Problèmes à résoudre:
(a) D'après l'extrait de page, en quelle année le diplomate reçoit-il le prix Nobel de littérature ?
(b) Selon l'extrait de page, pourquoi le Général De Gaulle s'oppose-t-il à l'élection du diplomate à l'Académie française ? Répondez en une à trois phrases.
(c) Prolongez l'extrait de page après sa dernière phrase.

Extrait de page:
++++++
Diplomate -consul, secrétaire d'ambassade puis ambassadeur-, collaborateur d'Aristide Briand, il est Secrétaire Général du Quai d'Orsay de 1932 à 1940 et exerce une réelle influence sur la politique étrangère de l'époque quand bien même il désapprouve les accords de Munich.
Il passe la guerre en exil aux Etats Unis où il compose l'essentiel de son oeuvre.
En désacord idéologique avec le Général De Gaulle, il refuse de le rejoindre et même de rallier son gouvernement à la Libération.
Celui ci ne lui pardonnera jamais et s'opposera à son élection à l'Académie Française.
Il reçoit pour son oeuvre poétique le Prix Nobel de Littérature en 1960.
Mes condisciples de première m'ont maudit d'avoir suggéré à notre professeur, Madame Monique Dubanton, de présenter "Neige" (cf supra) au bac de français.
Mais ceux qui ont eu ce sujet à défendre s'en sont mieux sortis que ceux qui ont tiré un texte plus classique...
Neiges
écrit aux États-Unis, à New York, en 1944.
Et puis vinrent les neiges, les premières neiges de l'absence, sur les grands lés tissés du songe et du réel ; et toute peine remise aux hommes de mémoire, il y eut une fraîcheur de linges à nos tempes. Et ce fut au matin, sous le sel gris de l'aube, un peu avant la sixième heure, comme en un havre de fortune, un lieu de grâce et de merci où licencier l'essaim des grandes odes du silence.
Et toute la nuit, à notre insu, sous ce haut fait de plume, portant très haut vestige, et charge d'âmes, les hautes villes de pierre ponce forées d'insectes lumineux n'avaient cessé de croître et d'exceller, dans l'oubli de leur poids. Et ceux-là seuls en surent quelque chose, dont la mémoire est incertaine et le récit est aberrant. La part que prit l'esprit à ces choses insignes, nous l'ignorons. [...]
Poème à l'Étrangère
écrit aux États-Unis, à « Georgetown », Washington, en 1942.
[...] Poème à l'Étrangère ! Poème à l'Émigrée !… Chaussée de crêpe ou d'amarante entre vos hautes malles inécloses ! ô grande par le cœur et par le cri de votre race !… L'Europe saigne à vos flancs comme la Vierge du Toril. Vos souliers de bois d'or furent aux vitrines de l'Europe
et les sept glaives de vermeil de Votre Dame des Angoisses.
++++++
Matériel fourni:
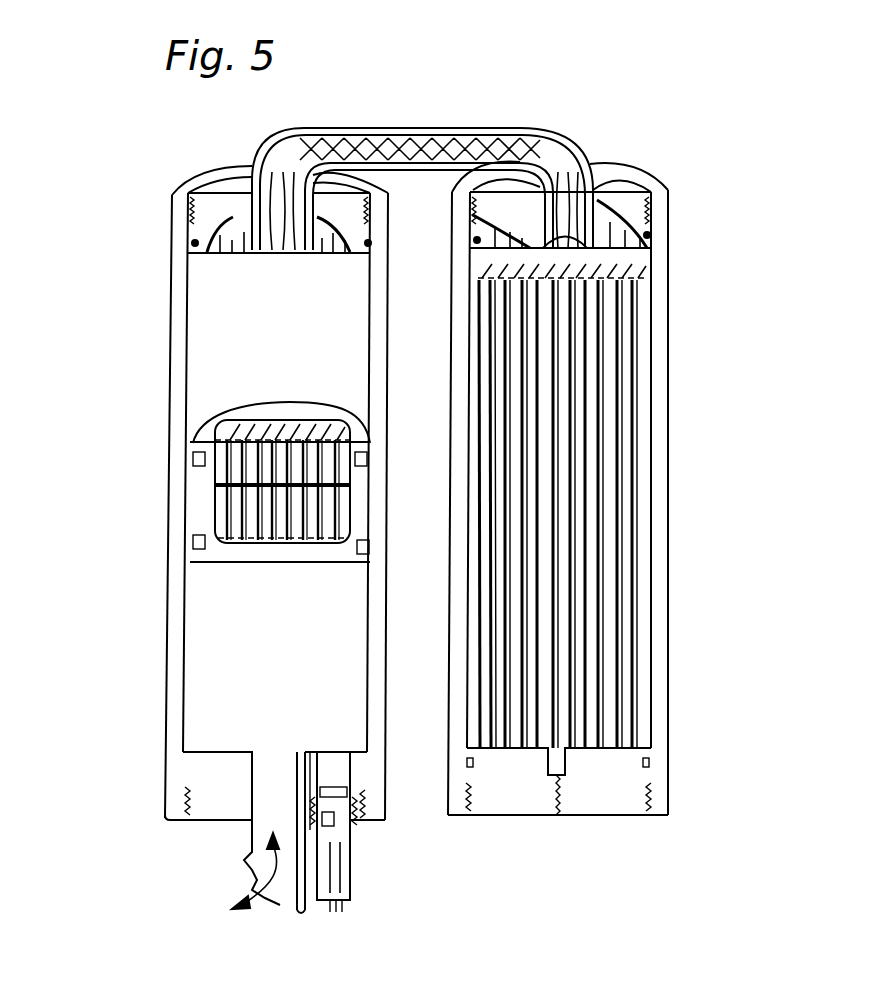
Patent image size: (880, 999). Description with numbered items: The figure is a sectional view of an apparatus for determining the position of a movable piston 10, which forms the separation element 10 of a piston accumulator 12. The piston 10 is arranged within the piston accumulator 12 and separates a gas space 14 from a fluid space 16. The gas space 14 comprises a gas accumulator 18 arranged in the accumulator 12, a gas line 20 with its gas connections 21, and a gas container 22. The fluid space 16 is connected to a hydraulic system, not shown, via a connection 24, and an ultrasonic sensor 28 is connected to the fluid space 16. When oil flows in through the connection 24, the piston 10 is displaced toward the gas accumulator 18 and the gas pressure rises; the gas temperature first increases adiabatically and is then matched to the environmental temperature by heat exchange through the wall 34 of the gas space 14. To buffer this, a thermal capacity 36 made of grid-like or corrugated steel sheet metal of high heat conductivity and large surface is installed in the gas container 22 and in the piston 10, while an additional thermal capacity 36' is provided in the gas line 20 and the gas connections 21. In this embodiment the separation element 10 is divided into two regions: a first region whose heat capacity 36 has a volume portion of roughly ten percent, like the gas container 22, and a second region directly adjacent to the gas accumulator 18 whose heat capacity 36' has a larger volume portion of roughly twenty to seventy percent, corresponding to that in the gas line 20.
++++++
Réponses par exercice:
(a) En 1960.

(b) Le diplomate, en désaccord idéologique avec De Gaulle, avait refusé de le rejoindre et même de rallier son gouvernement à la Libération. De Gaulle ne le lui a jamais pardonné et s'est donc opposé à son élection.

(c)
Les cavaleries encore sont aux églises de vos pères, humant l'astre de bronze aux grilles des autels. Et les hautes lances de Bréda montent la garde au pas des portes de famille. Mais plus d'un cœur bien né s'en fut à la canaille. Et il y avait bien à redire à cette enseigne du bonheur, sur vos golfes trop bleus,
comme le palmier d'or au fond des boîtes à cigares.
écrit aux États-Unis, à Long Beach Island, New Jersey, en 1941
À nulles rives dédiée, à nulles pages confiée la pure amorce de ce chant... D’autres saisissent dans les temples la corne peinte des autels : Ma gloire est sur les sables ! ma gloire est sur les sables !... Et ce n’est point errer, ô Pérégrin,
Que de convoiter l’aire la plus nue pour assembler aux syrtes de l’exil un grand poème né de rien, un grand poème fait de rien... Sifflez, ô frondes par le monde, chantez, ô conques sur les eaux ! J’ai fondé sur l’abîme et l’embrun et la fumée des sables. Je me coucherai dans les citernes et dans les vaisseaux creux, En tous lieux vains et fades où gît le goût de la grandeur.
Vents
Le poème Vents est publié aux éditions Gallimard en 1946. Il a été écrit en 1945 aux États-Unis à Seven Hundred Acre Island (Maine).
C’étaient de très grands vents sur toutes faces de ce monde,
De très grands vents en liesse par le monde, qui n’avaient d’aire ni de gîte,
Qui n’avaient garde ni mesure, et nous laissaient, hommes de paille,
En l’an de paille sur leur erre... Ah ! oui, de très grands vents sur toutes faces de vivants !
Et qui couraient à leur office sur nos plus grands versets d’athlètes, de poètes,
C’étaient de très grands vents en quête sur toutes pistes de ce monde,
Sur toutes choses périssables, sur toutes choses saisissables, parmi le monde entier des choses...
Amers
Ce long poème est publié chez Gallimard en 1957. Daté de « 1953-1956 », il a été composé entre 1947 et 1956 aux États-Unis et aux petites Antilles (Iles Vierges, Trinité et Tobago, Saint Kitts et Nevis).
[…]... Étroits sont les vaisseaux, étroite notre couche.
Immense l’étendue des eaux, plus vaste notre empire
Aux chambres closes du désir.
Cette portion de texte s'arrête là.